╭─ DATA LINES

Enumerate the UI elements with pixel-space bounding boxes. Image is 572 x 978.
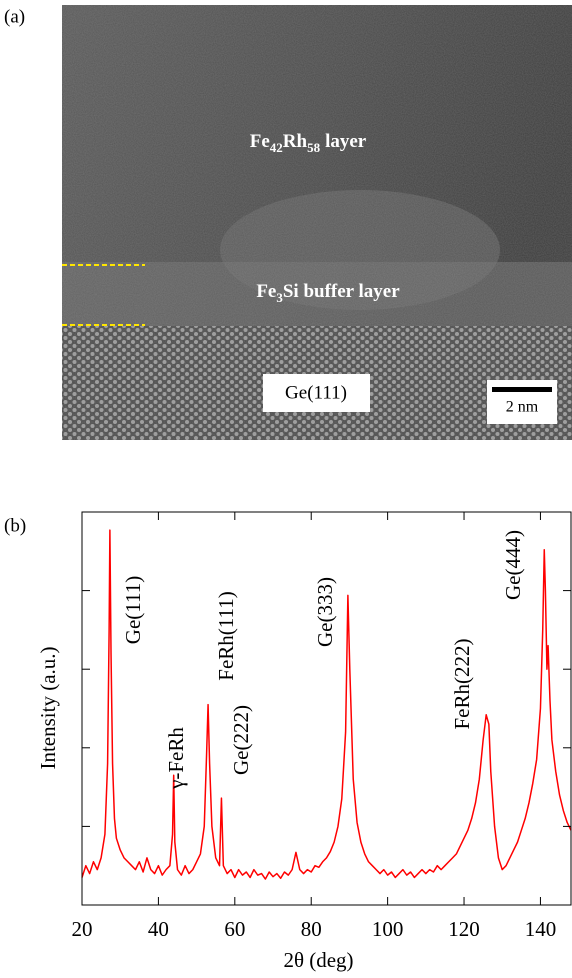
label-part: Fe [250,131,270,152]
x-tick-label: 80 [301,917,322,941]
label-part: Si buffer layer [283,281,400,302]
peak-label: Ge(333) [313,577,337,647]
x-tick-label: 40 [148,917,169,941]
peak-label: Ge(111) [121,576,145,644]
x-tick-label: 140 [525,917,557,941]
peak-label: Ge(222) [229,705,253,775]
x-axis-label: 2θ (deg) [283,948,353,972]
x-tick-label: 120 [448,917,480,941]
label-part: Rh [283,131,308,152]
panel-label: (a) [4,6,25,27]
peak-label: FeRh(111) [214,591,238,680]
y-axis-label: Intensity (a.u.) [36,646,60,769]
tem-image [62,5,572,440]
label-part: 58 [307,140,321,155]
peak-label: γ-FeRh [164,727,188,790]
label-part: layer [325,131,367,152]
label-part: Fe [256,281,276,302]
x-tick-label: 20 [72,917,93,941]
peak-label: FeRh(222) [450,639,474,730]
panel-label: (b) [4,515,26,536]
figure: (a) Fe42Rh58layer Fe3Si buffer layer Ge(… [0,0,572,978]
x-tick-label: 100 [372,917,404,941]
x-tick-label: 60 [224,917,245,941]
label-part: 42 [270,140,283,155]
peak-label: Ge(444) [501,530,525,600]
substrate-label: Ge(111) [285,382,347,403]
scale-bar-label: 2 nm [506,399,539,416]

╰─

== SHORT PROBLEM ==
Please lay out the material as a numbered list, starting with the line that contains "label-part: Fe [250,131,270,152]" and going on through the line that contains "x-tick-label: 140 [525,917,557,941]". Include only those lines, and leave out any blank ones.

== FINAL RESULT ==
1. label-part: Fe [250,131,270,152]
2. x-tick-label: 80 [301,917,322,941]
3. label-part: Si buffer layer [283,281,400,302]
4. peak-label: Ge(333) [313,577,337,647]
5. x-tick-label: 40 [148,917,169,941]
6. peak-label: Ge(111) [121,576,145,644]
7. x-tick-label: 140 [525,917,557,941]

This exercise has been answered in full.